* Supplied information *
>>>

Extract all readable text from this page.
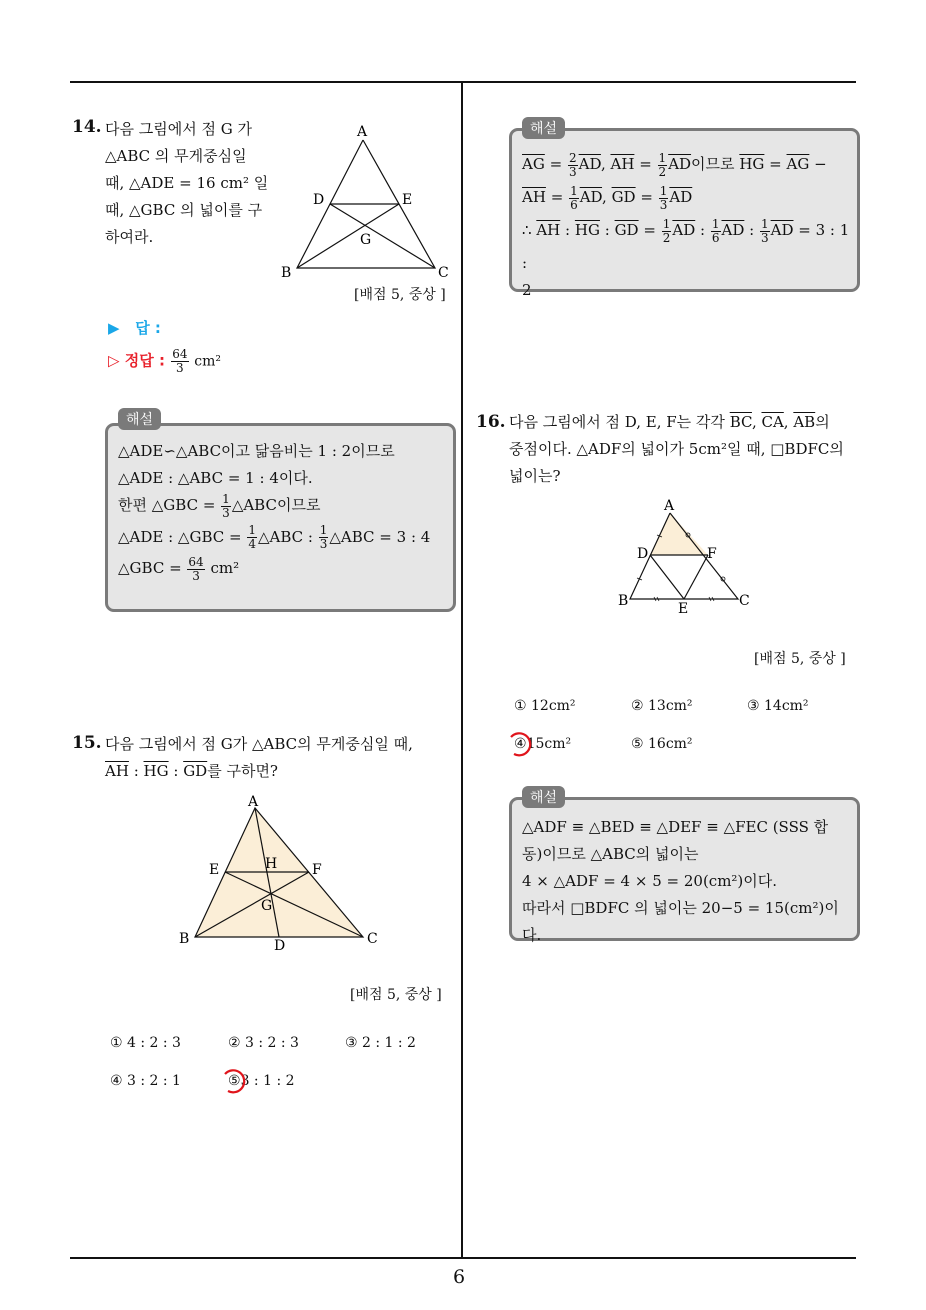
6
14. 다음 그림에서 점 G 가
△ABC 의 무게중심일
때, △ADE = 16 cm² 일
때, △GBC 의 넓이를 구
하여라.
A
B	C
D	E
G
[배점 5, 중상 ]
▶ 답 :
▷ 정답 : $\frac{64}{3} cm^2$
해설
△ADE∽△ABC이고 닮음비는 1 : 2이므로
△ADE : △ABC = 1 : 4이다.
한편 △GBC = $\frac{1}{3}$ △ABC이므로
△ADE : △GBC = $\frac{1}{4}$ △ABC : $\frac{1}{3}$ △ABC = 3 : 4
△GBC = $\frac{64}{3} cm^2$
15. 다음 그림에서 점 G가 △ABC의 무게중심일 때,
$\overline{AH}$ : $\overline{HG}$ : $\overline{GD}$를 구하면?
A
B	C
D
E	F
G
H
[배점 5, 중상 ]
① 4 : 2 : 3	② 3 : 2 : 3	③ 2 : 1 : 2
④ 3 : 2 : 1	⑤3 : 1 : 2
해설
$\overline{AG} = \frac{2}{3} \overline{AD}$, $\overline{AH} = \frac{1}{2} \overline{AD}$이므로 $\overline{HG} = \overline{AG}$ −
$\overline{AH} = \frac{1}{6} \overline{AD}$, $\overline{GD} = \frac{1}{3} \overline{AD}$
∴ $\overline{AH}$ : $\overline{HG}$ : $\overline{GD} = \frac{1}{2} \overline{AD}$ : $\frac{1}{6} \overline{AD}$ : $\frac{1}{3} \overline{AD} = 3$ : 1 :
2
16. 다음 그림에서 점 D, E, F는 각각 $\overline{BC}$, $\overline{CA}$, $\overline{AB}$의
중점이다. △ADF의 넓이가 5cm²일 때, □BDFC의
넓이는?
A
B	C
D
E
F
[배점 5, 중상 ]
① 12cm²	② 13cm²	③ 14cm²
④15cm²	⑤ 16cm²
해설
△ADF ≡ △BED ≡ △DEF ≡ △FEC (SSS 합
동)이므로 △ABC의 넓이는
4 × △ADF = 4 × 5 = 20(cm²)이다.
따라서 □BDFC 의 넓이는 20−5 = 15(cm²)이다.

<<<

* Stated task *
Transcribe the material as is, with images omitted.

* Exercise result *
Extract all readable text from this page.
6
14. 다음 그림에서 점 G 가
△ABC 의 무게중심일
때, △ADE = 16 cm² 일
때, △GBC 의 넓이를 구
하여라.
A
B	C
D	E
G
[배점 5, 중상 ]
▶ 답 :
▷ 정답 : $\frac{64}{3} cm^2$
해설
△ADE∽△ABC이고 닮음비는 1 : 2이므로
△ADE : △ABC = 1 : 4이다.
한편 △GBC = $\frac{1}{3}$ △ABC이므로
△ADE : △GBC = $\frac{1}{4}$ △ABC : $\frac{1}{3}$ △ABC = 3 : 4
△GBC = $\frac{64}{3} cm^2$
15. 다음 그림에서 점 G가 △ABC의 무게중심일 때,
$\overline{AH}$ : $\overline{HG}$ : $\overline{GD}$를 구하면?
A
B	C
D
E	F
G
H
[배점 5, 중상 ]
① 4 : 2 : 3	② 3 : 2 : 3	③ 2 : 1 : 2
④ 3 : 2 : 1	⑤3 : 1 : 2
해설
$\overline{AG} = \frac{2}{3} \overline{AD}$, $\overline{AH} = \frac{1}{2} \overline{AD}$이므로 $\overline{HG} = \overline{AG}$ −
$\overline{AH} = \frac{1}{6} \overline{AD}$, $\overline{GD} = \frac{1}{3} \overline{AD}$
∴ $\overline{AH}$ : $\overline{HG}$ : $\overline{GD} = \frac{1}{2} \overline{AD}$ : $\frac{1}{6} \overline{AD}$ : $\frac{1}{3} \overline{AD} = 3$ : 1 :
2
16. 다음 그림에서 점 D, E, F는 각각 $\overline{BC}$, $\overline{CA}$, $\overline{AB}$의
중점이다. △ADF의 넓이가 5cm²일 때, □BDFC의
넓이는?
A
B	C
D
E
F
[배점 5, 중상 ]
① 12cm²	② 13cm²	③ 14cm²
④15cm²	⑤ 16cm²
해설
△ADF ≡ △BED ≡ △DEF ≡ △FEC (SSS 합
동)이므로 △ABC의 넓이는
4 × △ADF = 4 × 5 = 20(cm²)이다.
따라서 □BDFC 의 넓이는 20−5 = 15(cm²)이다.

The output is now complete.